'''
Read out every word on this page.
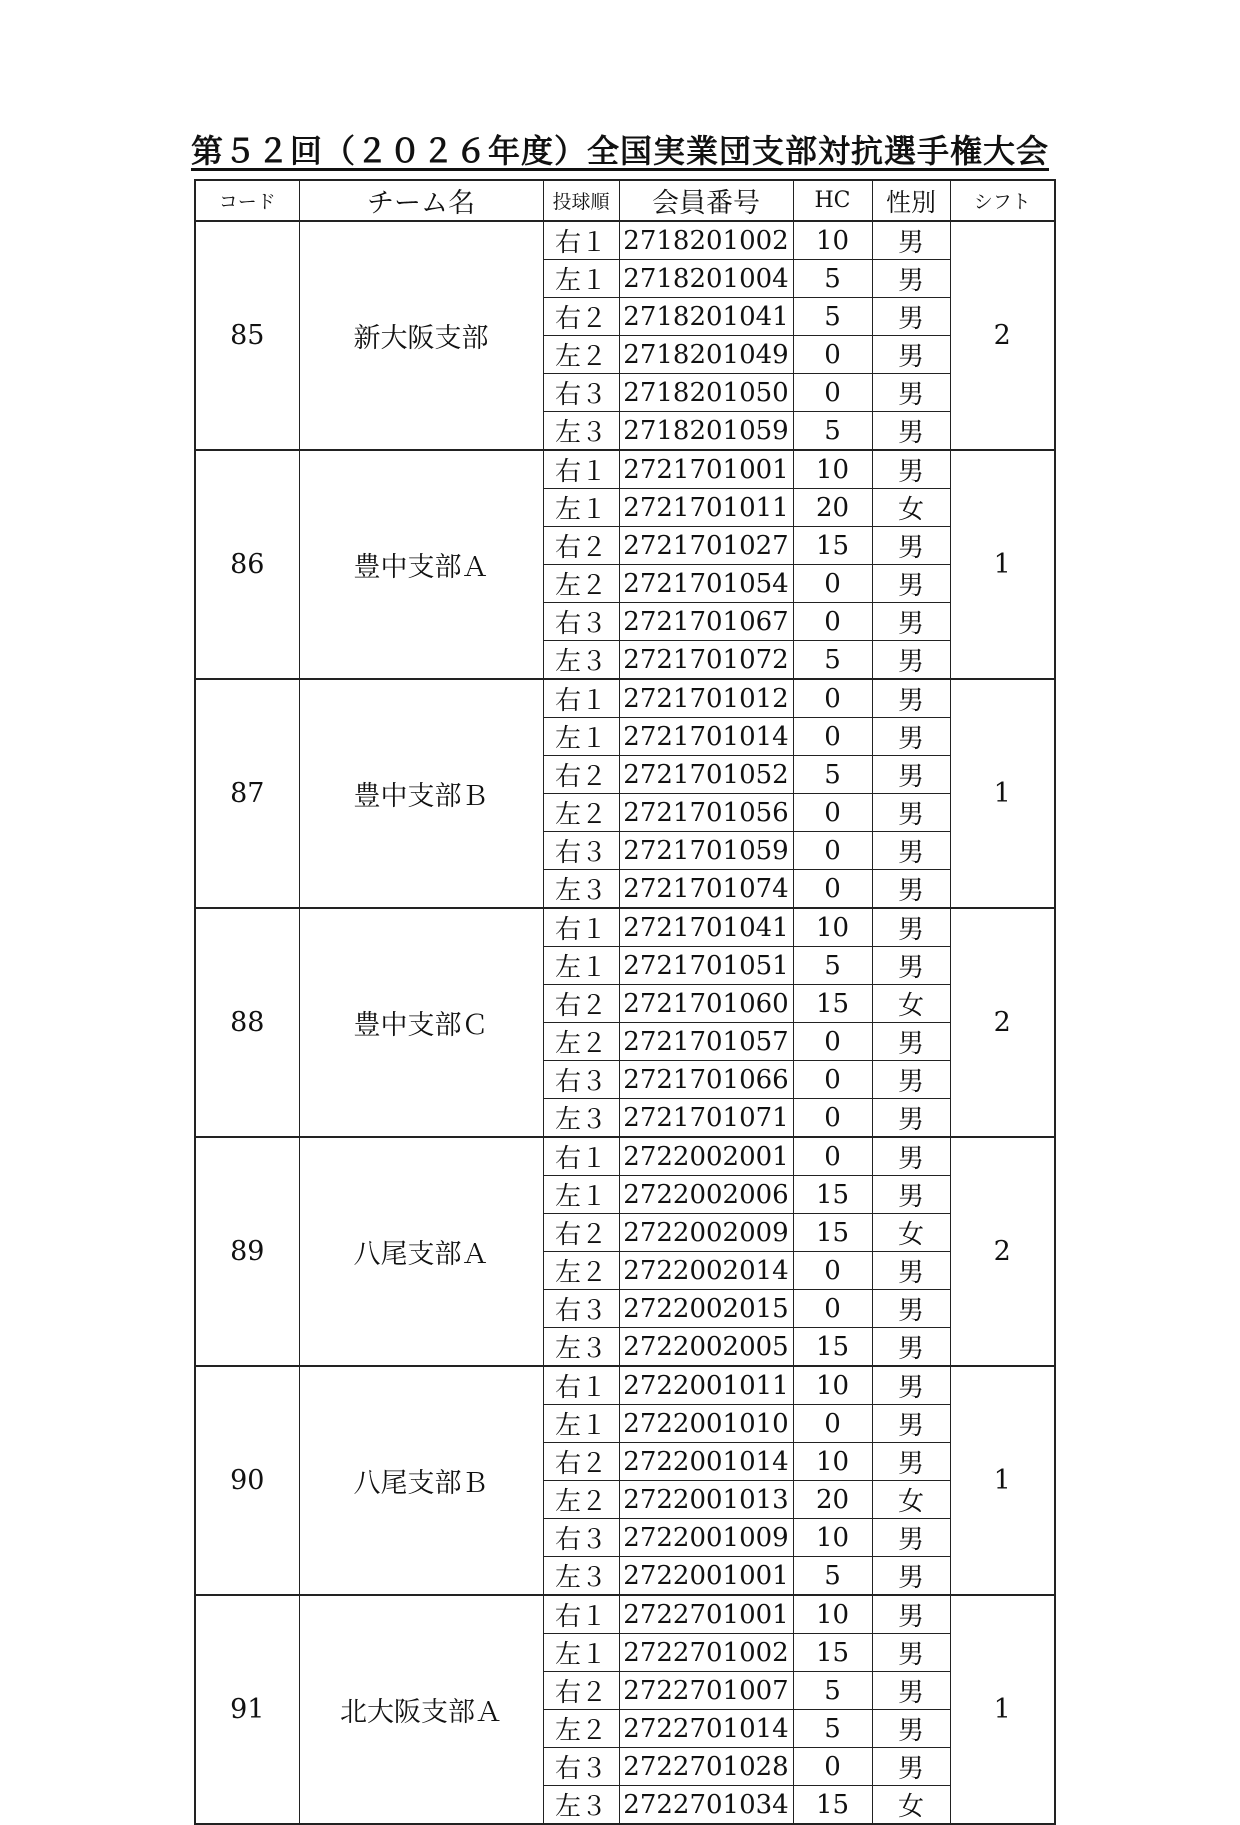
第５２回（２０２６年度）全国実業団支部対抗選手権大会
コード	チーム名	投球順	会員番号	HC	性別	シフト
85	新大阪支部	右１	2718201002	10	男	2
		左１	2718201004	5	男	
		右２	2718201041	5	男	
		左２	2718201049	0	男	
		右３	2718201050	0	男	
		左３	2718201059	5	男	
86	豊中支部Ａ	右１	2721701001	10	男	1
		左１	2721701011	20	女	
		右２	2721701027	15	男	
		左２	2721701054	0	男	
		右３	2721701067	0	男	
		左３	2721701072	5	男	
87	豊中支部Ｂ	右１	2721701012	0	男	1
		左１	2721701014	0	男	
		右２	2721701052	5	男	
		左２	2721701056	0	男	
		右３	2721701059	0	男	
		左３	2721701074	0	男	
88	豊中支部Ｃ	右１	2721701041	10	男	2
		左１	2721701051	5	男	
		右２	2721701060	15	女	
		左２	2721701057	0	男	
		右３	2721701066	0	男	
		左３	2721701071	0	男	
89	八尾支部Ａ	右１	2722002001	0	男	2
		左１	2722002006	15	男	
		右２	2722002009	15	女	
		左２	2722002014	0	男	
		右３	2722002015	0	男	
		左３	2722002005	15	男	
90	八尾支部Ｂ	右１	2722001011	10	男	1
		左１	2722001010	0	男	
		右２	2722001014	10	男	
		左２	2722001013	20	女	
		右３	2722001009	10	男	
		左３	2722001001	5	男	
91	北大阪支部Ａ	右１	2722701001	10	男	1
		左１	2722701002	15	男	
		右２	2722701007	5	男	
		左２	2722701014	5	男	
		右３	2722701028	0	男	
		左３	2722701034	15	女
'''
Without the pictures, reproduce every line of the records above exactly.

= Solution to this task =
Read out every word on this page.
第５２回（２０２６年度）全国実業団支部対抗選手権大会
コード	チーム名	投球順	会員番号	HC	性別	シフト
85	新大阪支部	右１	2718201002	10	男	2
		左１	2718201004	5	男	
		右２	2718201041	5	男	
		左２	2718201049	0	男	
		右３	2718201050	0	男	
		左３	2718201059	5	男	
86	豊中支部Ａ	右１	2721701001	10	男	1
		左１	2721701011	20	女	
		右２	2721701027	15	男	
		左２	2721701054	0	男	
		右３	2721701067	0	男	
		左３	2721701072	5	男	
87	豊中支部Ｂ	右１	2721701012	0	男	1
		左１	2721701014	0	男	
		右２	2721701052	5	男	
		左２	2721701056	0	男	
		右３	2721701059	0	男	
		左３	2721701074	0	男	
88	豊中支部Ｃ	右１	2721701041	10	男	2
		左１	2721701051	5	男	
		右２	2721701060	15	女	
		左２	2721701057	0	男	
		右３	2721701066	0	男	
		左３	2721701071	0	男	
89	八尾支部Ａ	右１	2722002001	0	男	2
		左１	2722002006	15	男	
		右２	2722002009	15	女	
		左２	2722002014	0	男	
		右３	2722002015	0	男	
		左３	2722002005	15	男	
90	八尾支部Ｂ	右１	2722001011	10	男	1
		左１	2722001010	0	男	
		右２	2722001014	10	男	
		左２	2722001013	20	女	
		右３	2722001009	10	男	
		左３	2722001001	5	男	
91	北大阪支部Ａ	右１	2722701001	10	男	1
		左１	2722701002	15	男	
		右２	2722701007	5	男	
		左２	2722701014	5	男	
		右３	2722701028	0	男	
		左３	2722701034	15	女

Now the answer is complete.